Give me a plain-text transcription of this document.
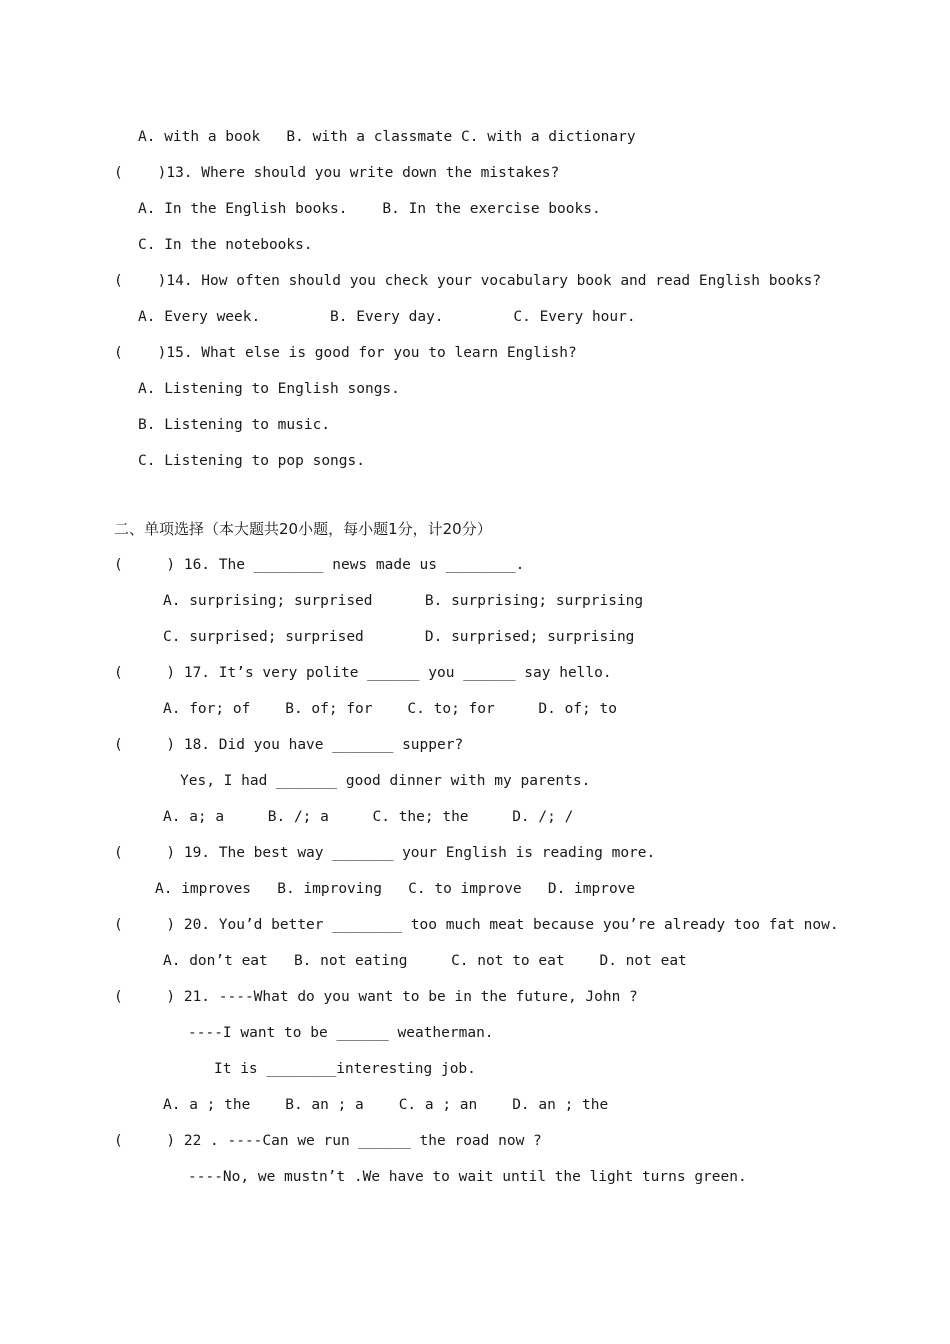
A. with a book   B. with a classmate C. with a dictionary
(    )13. Where should you write down the mistakes?
A. In the English books.    B. In the exercise books.
C. In the notebooks.
(    )14. How often should you check your vocabulary book and read English books?
A. Every week.        B. Every day.        C. Every hour.
(    )15. What else is good for you to learn English?
A. Listening to English songs.
B. Listening to music.
C. Listening to pop songs.
二、单项选择（本大题共20小题，每小题1分，计20分）
(     ) 16. The ________ news made us ________.
A. surprising; surprised      B. surprising; surprising
C. surprised; surprised       D. surprised; surprising
(     ) 17. It’s very polite ______ you ______ say hello.
A. for; of    B. of; for    C. to; for     D. of; to
(     ) 18. Did you have _______ supper?
Yes, I had _______ good dinner with my parents.
A. a; a     B. /; a     C. the; the     D. /; /
(     ) 19. The best way _______ your English is reading more.
A. improves   B. improving   C. to improve   D. improve
(     ) 20. You’d better ________ too much meat because you’re already too fat now.
A. don’t eat   B. not eating     C. not to eat    D. not eat
(     ) 21. ----What do you want to be in the future, John ?
----I want to be ______ weatherman.
It is ________interesting job.
A. a ; the    B. an ; a    C. a ; an    D. an ; the
(     ) 22 . ----Can we run ______ the road now ?
----No, we mustn’t .We have to wait until the light turns green.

##############################

GIVEN INSTRUCTION
Skipping the pictures, transcribe each line above exactly as it appears.

EXPECTED ANSWER
Give me a plain-text transcription of this document.
A. with a book   B. with a classmate C. with a dictionary
(    )13. Where should you write down the mistakes?
A. In the English books.    B. In the exercise books.
C. In the notebooks.
(    )14. How often should you check your vocabulary book and read English books?
A. Every week.        B. Every day.        C. Every hour.
(    )15. What else is good for you to learn English?
A. Listening to English songs.
B. Listening to music.
C. Listening to pop songs.
二、单项选择（本大题共20小题，每小题1分，计20分）
(     ) 16. The ________ news made us ________.
A. surprising; surprised      B. surprising; surprising
C. surprised; surprised       D. surprised; surprising
(     ) 17. It’s very polite ______ you ______ say hello.
A. for; of    B. of; for    C. to; for     D. of; to
(     ) 18. Did you have _______ supper?
Yes, I had _______ good dinner with my parents.
A. a; a     B. /; a     C. the; the     D. /; /
(     ) 19. The best way _______ your English is reading more.
A. improves   B. improving   C. to improve   D. improve
(     ) 20. You’d better ________ too much meat because you’re already too fat now.
A. don’t eat   B. not eating     C. not to eat    D. not eat
(     ) 21. ----What do you want to be in the future, John ?
----I want to be ______ weatherman.
It is ________interesting job.
A. a ; the    B. an ; a    C. a ; an    D. an ; the
(     ) 22 . ----Can we run ______ the road now ?
----No, we mustn’t .We have to wait until the light turns green.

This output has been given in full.